**** Texte source ****
Loin des témoignages assez consensuels que l’on obtient en général sur la vie de beau-parent ou de bel enfant (le sujet de l’agacement mutuel semble curieusement tabou dans un monde où l’on n’ose plus dire ce qui ne va pas), les belles-mères s’organisent et ne se mouchent pas du doigt pour dire leur façon de penser.
Le ras le bol d’un gamin dont on n’est pas la mère mais que l’on doit gérer (pas trop quand même, « t’es pas ma mère »), celui de pères copains qui n’ont pas envie de sévir avec leurs enfants qu’ils voient peu, les détails insupportables qui deviennent l’essentiel et font monter la haine de l’enfant de l’autre.
**** Données brutes ****
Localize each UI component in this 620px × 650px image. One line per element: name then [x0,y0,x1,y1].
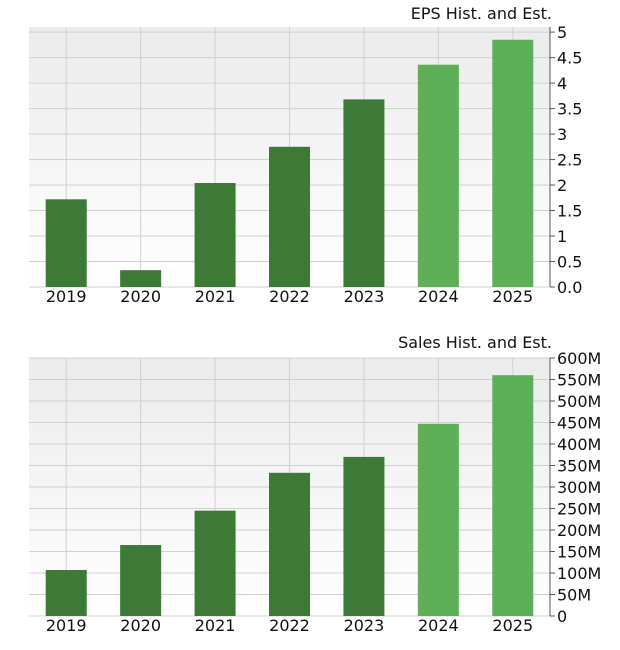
****
Consignes ->
• A. Dites si chacune des affirmations suivantes s'accorde avec le texte sur les belles-mères, en répondant par oui ou par non et en citant mot pour mot le passage qui tranche. (i) Le sujet de l'agacement mutuel paraît tabou. (ii) Les pères copains ont envie de sévir avec leurs enfants. (iii) Les belles-mères gardent leur façon de penser pour elles.
• B. Reprenez le fil du texte sur les belles-mères et rédigez la suite à partir de sa dernière phrase.
Les données ne sont d'aucune utilité ici.

Réponses par consigne ->
• A.
(i) Oui : « le sujet de l’agacement mutuel semble curieusement tabou ».
(ii) Non : « pères copains qui n’ont pas envie de sévir avec leurs enfants qu’ils voient peu ».
(iii) Non : « les belles-mères s’organisent et ne se mouchent pas du doigt pour dire leur façon de penser ».

• B.
Elles se disent tout le 2ème samedi de chaque mois, à Paris, sous forme de groupes d’échanges où elles peuvent se laisser aller à toutes leurs humeurs ou sous forme de groupes de paroles animés par un psychologue pour celles qui sont vraiment au bord de la crise de nerfs. Le Club des Marâtres a au moins le mérite de dire tout haut ce que beaucoup pensent tout bas. A notre connaissance, pas d’équivalent au masculin, pas de beaux-pères officiellement exacerbés par l’enfant de l’autre alors que la majorité des hommes divorcés qui vivent en famille recomposée vivent quasiment à plein temps avec des enfants qui ne sont pas les leurs.
Deux hypothèses : soit ils ne gèrent pas du tout ces enfants (ils rentrent trop tard ou sont là sans être là), soit ils se montrent plus philosophes alors qu’ils ont en plus à souffrir de l’absence au quotidien de leurs propres enfants. A creuser !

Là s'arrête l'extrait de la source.